» **Exercise task**:
Extract every entry word for word. Skip the pictures.

» **Given data**:
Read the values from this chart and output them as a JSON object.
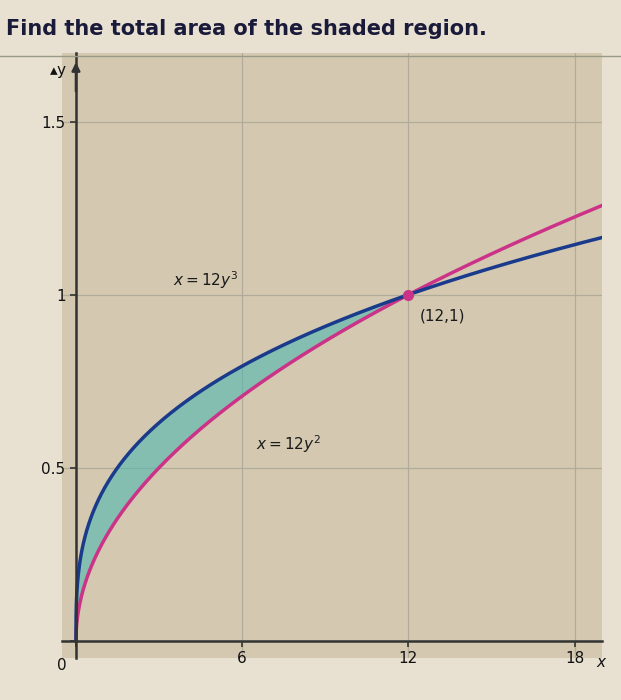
{
  "title": "Find the total area of the shaded region.",
  "title_fontsize": 15,
  "title_bg": "#e8e0d0",
  "background_color": "#d4c9b0",
  "plot_bg_color": "#d4c9b0",
  "xlim": [
    -0.5,
    19
  ],
  "ylim": [
    -0.05,
    1.7
  ],
  "xticks": [
    0,
    6,
    12,
    18
  ],
  "yticks": [
    0,
    0.5,
    1.0,
    1.5
  ],
  "curve1_label": "x = 12y³",
  "curve1_color": "#1a3a8c",
  "curve2_label": "x = 12y²",
  "curve2_color": "#cc3388",
  "fill_color": "#50b8b0",
  "fill_alpha": 0.6,
  "intersection_point": [
    12,
    1
  ],
  "intersection_color": "#cc3388",
  "annotation_intersection": "(12,1)",
  "grid_color": "#b0a898",
  "grid_alpha": 0.9,
  "grid_linewidth": 0.9
}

» **Answer for the task**:
Read the values from this chart and output them as a JSON object.
{
  "title": "Find the total area of the shaded region.",
  "title_fontsize": 15,
  "title_bg": "#e8e0d0",
  "background_color": "#d4c9b0",
  "plot_bg_color": "#d4c9b0",
  "xlim": [
    -0.5,
    19
  ],
  "ylim": [
    -0.05,
    1.7
  ],
  "xticks": [
    0,
    6,
    12,
    18
  ],
  "yticks": [
    0,
    0.5,
    1.0,
    1.5
  ],
  "curve1_label": "x = 12y³",
  "curve1_color": "#1a3a8c",
  "curve2_label": "x = 12y²",
  "curve2_color": "#cc3388",
  "fill_color": "#50b8b0",
  "fill_alpha": 0.6,
  "intersection_point": [
    12,
    1
  ],
  "intersection_color": "#cc3388",
  "annotation_intersection": "(12,1)",
  "grid_color": "#b0a898",
  "grid_alpha": 0.9,
  "grid_linewidth": 0.9
}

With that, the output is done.